- **Provided text**:
+ + + + + + +
= Champagne Palmer & Co =

Champagne company based in Reims

Champagne Palmer & Co is a Champagne Producer based in Reims. They source grapes from 350 growers and over 4000 hectares (around 10000 acres) of vines in the Champagne region.

== History ==

It started in 1947 as an association of seven well established winegrowers, all owners of Premier and Grand Cru vineyards in the areas of the Montagne de Reims. Starting in 1959, the founders established themselves in Reims where they purchased cellars of a Champagne House.

In 1997 the company bought another large cellar which gives them two large sites near one another.

Palmer & Co holds over 200 ha classified as Grand and Premier Crus in the Montagne de Reims area. Grapes from the Côte de Sézanne, Côte des Bars and Vallée de la Marne complete their blends, all contributing their specific characteristics.

Beginning October 2015, Palmer and Co champagne was sold in the United States according to Forbes magazine. As of May 2018, they formed an exclusive partnership with Constellation Brands, who will serve as their exclusive importer for the United States.
+ + + + + + +
- **Data lines**:
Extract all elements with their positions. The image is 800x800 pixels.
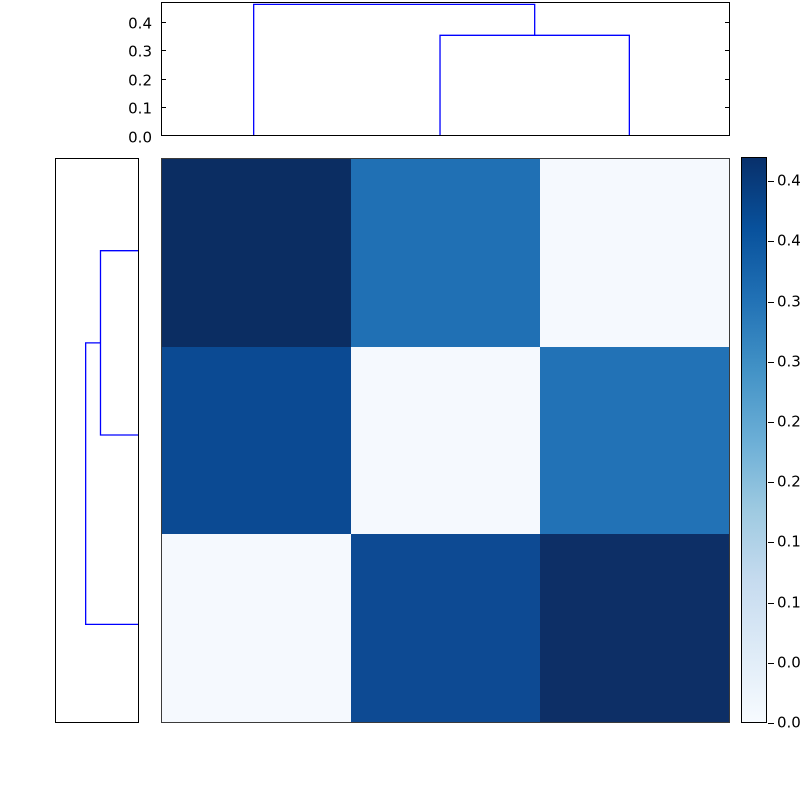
+ + + + + + +
- **Exercise directions**:
Using the Champagne Palmer & Co text, answer yes or no to each statement and quote the words of the text that decide it. 1. The company began in 1947 as an association of seven winegrowers. 2. The company bought another large cellar in 1959. 3. Constellation Brands is the company's exclusive importer for the United States. The data has no connection to the Champagne Palmer & Co text.

- **The completed task**:
1. Yes: "It started in 1947 as an association of seven well established winegrowers"
2. No: "In 1997 the company bought another large cellar"
3. Yes: "they formed an exclusive partnership with Constellation Brands, who will serve as their exclusive importer for the United States"